• Given task: Give only the number of lines in the data that contain the word "العالمية".

• Data supplied:
◇ ◇ ◇ ◇
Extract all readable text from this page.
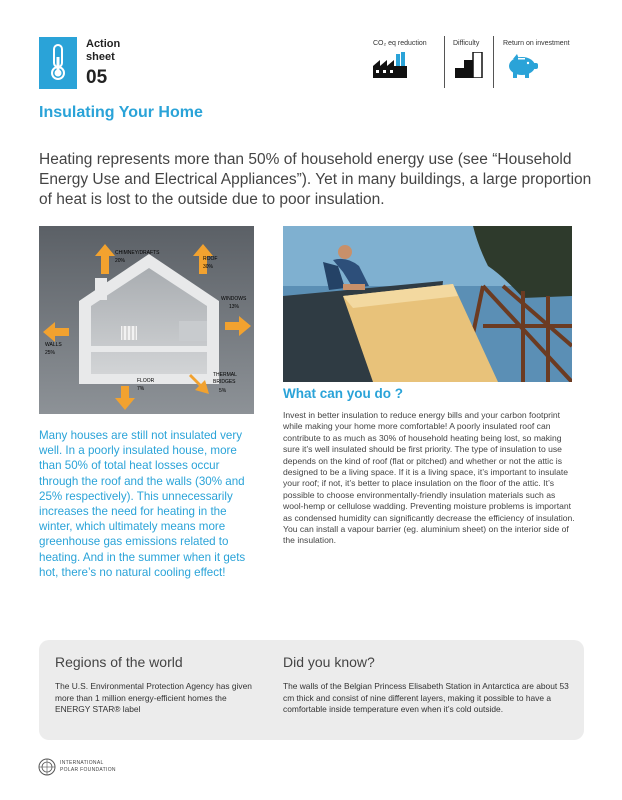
Action
sheet
05
CO₂ eq reduction	Difficulty	Return on investment
Insulating Your Home
Heating represents more than 50% of household energy use (see “Household Energy Use and Electrical Appliances”). Yet in many buildings, a large proportion of heat is lost to the outside due to poor insulation.
CHIMNEY/DRAFTS
20%	ROOF
30%
WINDOWS
13%
WALLS
25%
FLOOR
7%
THERMAL
BRIDGES
5%	What can you do ?
Invest in better insulation to reduce energy bills and your carbon footprint while making your home more comfortable! A poorly insulated roof can contribute to as much as 30% of household heating being lost, so making sure it’s well insulated should be first priority. The type of insulation to use depends on the kind of roof (flat or pitched) and whether or not the attic is designed to be a living space. If it is a living space, it’s important to insulate your roof; if not, it’s better to place insulation on the floor of the attic. It’s possible to choose environmentally-friendly insulation materials such as wool-hemp or cellulose wadding. Preventing moisture problems is important as condensed humidity can significantly decrease the efficiency of insulation. You can install a vapour barrier (eg. aluminium sheet) on the interior side of the insulation.
Many houses are still not insulated very well. In a poorly insulated house, more than 50% of total heat losses occur through the roof and the walls (30% and 25% respectively). This unnecessarily increases the need for heating in the winter, which ultimately means more greenhouse gas emissions related to heating. And in the summer when it gets hot, there’s no natural cooling effect!
Regions of the world
The U.S. Environmental Protection Agency has given more than 1 million energy-efficient homes the ENERGY STAR® label
Did you know?
The walls of the Belgian Princess Elisabeth Station in Antarctica are about 53 cm thick and consist of nine different layers, making it possible to have a comfortable inside temperature even when it’s cold outside.
INTERNATIONAL
POLAR FOUNDATION
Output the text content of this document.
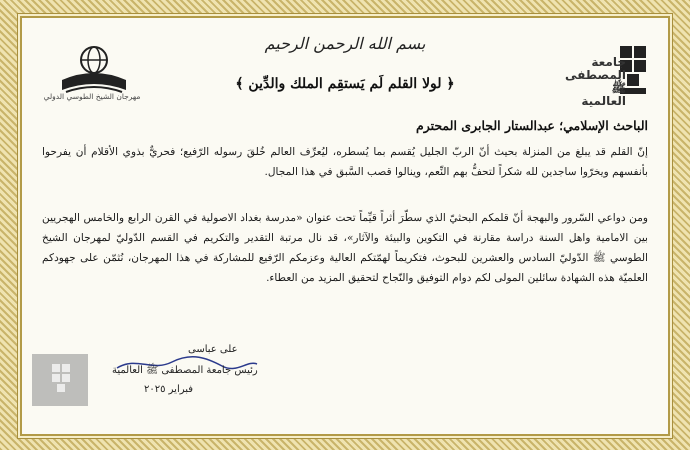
جامعة
المصطفى ﷺ
العالمية
مهرجان الشيخ الطوسي الدولي
بسم الله الرحمن الرحيم
﴿ لولا القلم لَم يَستقِم الملك والدِّين ﴾
الباحث الإسلامي؛ عبدالستار الجابری المحترم
إنّ القلم قد يبلغ من المنزلة بحيث أنّ الربّ الجليل يُقسم بما يُسطره، ليُعرِّف العالم خُلقَ رسوله الرّفيع؛ فحريٌّ بذوي الأقلام أن يفرحوا بأنفسهم ويخرّوا ساجدين لله شكراً لتحفُّ بهم النِّعم، وينالوا قصب السَّبق في هذا المجال.
ومن دواعي السّرور والبهجة أنّ قلمكم البحثيّ الذي سطّرَ أثراً قيِّماً تحت عنوان «مدرسة بغداد الاصولية في القرن الرابع والخامس الهجريين بين الامامية واهل السنة دراسة مقارنة في التكوين والبيئة والآثار»، قد نال مرتبة التقدير والتكريم في القسم الدّوليّ لمهرجان الشيخ الطوسي ﷺ الدّوليّ السادس والعشرين للبحوث، فتكريماً لهمّتكم العالية وعزمكم الرّفيع للمشاركة في هذا المهرجان، نُثمّن على جهودكم العلميّة هذه الشهادة سائلين المولى لكم دوام التوفيق والنّجاح لتحقيق المزيد من العطاء.
علی عباسی
رئيس جامعة المصطفى ﷺ العالمية
فبراير ٢٠٢٥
◇ ◇ ◇ ◇
• Result of this exercise: 2